* **Your instructions**
Reproduce every record below exactly as written, leaving out any pictures.

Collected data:
————

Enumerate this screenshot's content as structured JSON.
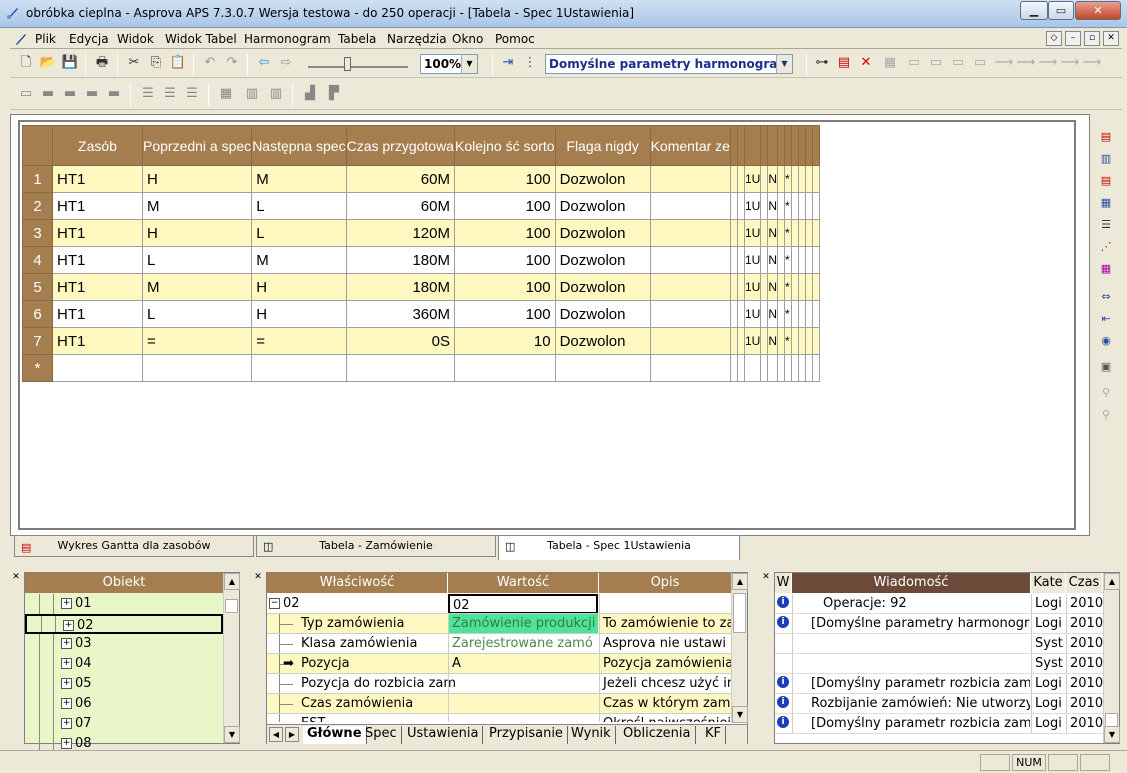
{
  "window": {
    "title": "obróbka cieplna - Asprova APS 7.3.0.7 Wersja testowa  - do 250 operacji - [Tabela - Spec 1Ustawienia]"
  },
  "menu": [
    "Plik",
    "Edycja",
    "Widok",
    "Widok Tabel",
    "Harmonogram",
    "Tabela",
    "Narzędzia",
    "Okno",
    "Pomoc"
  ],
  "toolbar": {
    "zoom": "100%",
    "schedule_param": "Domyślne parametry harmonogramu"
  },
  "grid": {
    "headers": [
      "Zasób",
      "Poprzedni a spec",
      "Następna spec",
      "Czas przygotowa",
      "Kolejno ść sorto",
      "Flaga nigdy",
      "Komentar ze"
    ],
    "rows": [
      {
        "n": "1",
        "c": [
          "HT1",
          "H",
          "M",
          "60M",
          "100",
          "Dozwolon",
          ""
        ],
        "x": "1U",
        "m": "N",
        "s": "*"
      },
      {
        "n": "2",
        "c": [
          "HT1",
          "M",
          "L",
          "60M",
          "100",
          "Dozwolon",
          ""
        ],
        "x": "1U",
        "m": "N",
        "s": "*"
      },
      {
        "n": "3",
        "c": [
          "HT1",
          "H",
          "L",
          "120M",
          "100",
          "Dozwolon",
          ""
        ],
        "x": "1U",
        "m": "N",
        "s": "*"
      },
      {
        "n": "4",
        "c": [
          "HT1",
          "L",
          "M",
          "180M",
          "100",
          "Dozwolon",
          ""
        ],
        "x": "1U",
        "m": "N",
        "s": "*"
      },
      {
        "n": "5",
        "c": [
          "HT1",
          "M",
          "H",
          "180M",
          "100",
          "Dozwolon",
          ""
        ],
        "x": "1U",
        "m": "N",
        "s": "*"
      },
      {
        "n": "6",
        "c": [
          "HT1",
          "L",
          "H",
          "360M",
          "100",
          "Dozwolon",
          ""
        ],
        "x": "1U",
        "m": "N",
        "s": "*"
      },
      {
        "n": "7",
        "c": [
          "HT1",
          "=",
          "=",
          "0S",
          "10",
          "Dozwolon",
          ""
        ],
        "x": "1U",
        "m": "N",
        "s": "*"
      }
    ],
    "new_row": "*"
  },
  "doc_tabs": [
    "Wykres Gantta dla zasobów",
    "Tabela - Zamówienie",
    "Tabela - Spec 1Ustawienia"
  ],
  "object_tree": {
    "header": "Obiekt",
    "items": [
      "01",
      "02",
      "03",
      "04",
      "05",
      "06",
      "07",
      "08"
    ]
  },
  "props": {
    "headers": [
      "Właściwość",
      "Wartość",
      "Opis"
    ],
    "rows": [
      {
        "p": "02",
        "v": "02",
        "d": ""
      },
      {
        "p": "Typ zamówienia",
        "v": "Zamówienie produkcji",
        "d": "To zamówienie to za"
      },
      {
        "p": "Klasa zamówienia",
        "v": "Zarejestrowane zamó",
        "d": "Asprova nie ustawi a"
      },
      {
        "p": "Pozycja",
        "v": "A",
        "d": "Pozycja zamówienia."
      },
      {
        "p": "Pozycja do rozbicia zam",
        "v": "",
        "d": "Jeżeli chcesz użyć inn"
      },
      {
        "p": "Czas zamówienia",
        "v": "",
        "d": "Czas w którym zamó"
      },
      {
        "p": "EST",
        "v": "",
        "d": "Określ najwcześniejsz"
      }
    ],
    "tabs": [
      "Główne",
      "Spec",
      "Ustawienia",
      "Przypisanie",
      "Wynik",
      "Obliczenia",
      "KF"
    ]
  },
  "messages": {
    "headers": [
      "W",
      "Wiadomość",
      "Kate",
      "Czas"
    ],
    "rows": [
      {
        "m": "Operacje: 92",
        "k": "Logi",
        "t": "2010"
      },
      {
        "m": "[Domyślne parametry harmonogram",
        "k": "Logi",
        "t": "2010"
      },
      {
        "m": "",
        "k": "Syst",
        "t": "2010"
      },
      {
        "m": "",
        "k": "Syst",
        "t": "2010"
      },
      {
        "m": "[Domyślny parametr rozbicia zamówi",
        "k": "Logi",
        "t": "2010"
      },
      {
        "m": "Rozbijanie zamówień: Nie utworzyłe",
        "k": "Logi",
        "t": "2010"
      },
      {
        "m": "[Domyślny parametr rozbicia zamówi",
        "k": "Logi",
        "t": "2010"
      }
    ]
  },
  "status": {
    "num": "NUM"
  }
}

————

* **The completed task**
Enumerate this screenshot's content as structured JSON.
{
  "window": {
    "title": "obróbka cieplna - Asprova APS 7.3.0.7 Wersja testowa  - do 250 operacji - [Tabela - Spec 1Ustawienia]"
  },
  "menu": [
    "Plik",
    "Edycja",
    "Widok",
    "Widok Tabel",
    "Harmonogram",
    "Tabela",
    "Narzędzia",
    "Okno",
    "Pomoc"
  ],
  "toolbar": {
    "zoom": "100%",
    "schedule_param": "Domyślne parametry harmonogramu"
  },
  "grid": {
    "headers": [
      "Zasób",
      "Poprzedni a spec",
      "Następna spec",
      "Czas przygotowa",
      "Kolejno ść sorto",
      "Flaga nigdy",
      "Komentar ze"
    ],
    "rows": [
      {
        "n": "1",
        "c": [
          "HT1",
          "H",
          "M",
          "60M",
          "100",
          "Dozwolon",
          ""
        ],
        "x": "1U",
        "m": "N",
        "s": "*"
      },
      {
        "n": "2",
        "c": [
          "HT1",
          "M",
          "L",
          "60M",
          "100",
          "Dozwolon",
          ""
        ],
        "x": "1U",
        "m": "N",
        "s": "*"
      },
      {
        "n": "3",
        "c": [
          "HT1",
          "H",
          "L",
          "120M",
          "100",
          "Dozwolon",
          ""
        ],
        "x": "1U",
        "m": "N",
        "s": "*"
      },
      {
        "n": "4",
        "c": [
          "HT1",
          "L",
          "M",
          "180M",
          "100",
          "Dozwolon",
          ""
        ],
        "x": "1U",
        "m": "N",
        "s": "*"
      },
      {
        "n": "5",
        "c": [
          "HT1",
          "M",
          "H",
          "180M",
          "100",
          "Dozwolon",
          ""
        ],
        "x": "1U",
        "m": "N",
        "s": "*"
      },
      {
        "n": "6",
        "c": [
          "HT1",
          "L",
          "H",
          "360M",
          "100",
          "Dozwolon",
          ""
        ],
        "x": "1U",
        "m": "N",
        "s": "*"
      },
      {
        "n": "7",
        "c": [
          "HT1",
          "=",
          "=",
          "0S",
          "10",
          "Dozwolon",
          ""
        ],
        "x": "1U",
        "m": "N",
        "s": "*"
      }
    ],
    "new_row": "*"
  },
  "doc_tabs": [
    "Wykres Gantta dla zasobów",
    "Tabela - Zamówienie",
    "Tabela - Spec 1Ustawienia"
  ],
  "object_tree": {
    "header": "Obiekt",
    "items": [
      "01",
      "02",
      "03",
      "04",
      "05",
      "06",
      "07",
      "08"
    ]
  },
  "props": {
    "headers": [
      "Właściwość",
      "Wartość",
      "Opis"
    ],
    "rows": [
      {
        "p": "02",
        "v": "02",
        "d": ""
      },
      {
        "p": "Typ zamówienia",
        "v": "Zamówienie produkcji",
        "d": "To zamówienie to za"
      },
      {
        "p": "Klasa zamówienia",
        "v": "Zarejestrowane zamó",
        "d": "Asprova nie ustawi a"
      },
      {
        "p": "Pozycja",
        "v": "A",
        "d": "Pozycja zamówienia."
      },
      {
        "p": "Pozycja do rozbicia zam",
        "v": "",
        "d": "Jeżeli chcesz użyć inn"
      },
      {
        "p": "Czas zamówienia",
        "v": "",
        "d": "Czas w którym zamó"
      },
      {
        "p": "EST",
        "v": "",
        "d": "Określ najwcześniejsz"
      }
    ],
    "tabs": [
      "Główne",
      "Spec",
      "Ustawienia",
      "Przypisanie",
      "Wynik",
      "Obliczenia",
      "KF"
    ]
  },
  "messages": {
    "headers": [
      "W",
      "Wiadomość",
      "Kate",
      "Czas"
    ],
    "rows": [
      {
        "m": "Operacje: 92",
        "k": "Logi",
        "t": "2010"
      },
      {
        "m": "[Domyślne parametry harmonogram",
        "k": "Logi",
        "t": "2010"
      },
      {
        "m": "",
        "k": "Syst",
        "t": "2010"
      },
      {
        "m": "",
        "k": "Syst",
        "t": "2010"
      },
      {
        "m": "[Domyślny parametr rozbicia zamówi",
        "k": "Logi",
        "t": "2010"
      },
      {
        "m": "Rozbijanie zamówień: Nie utworzyłe",
        "k": "Logi",
        "t": "2010"
      },
      {
        "m": "[Domyślny parametr rozbicia zamówi",
        "k": "Logi",
        "t": "2010"
      }
    ]
  },
  "status": {
    "num": "NUM"
  }
}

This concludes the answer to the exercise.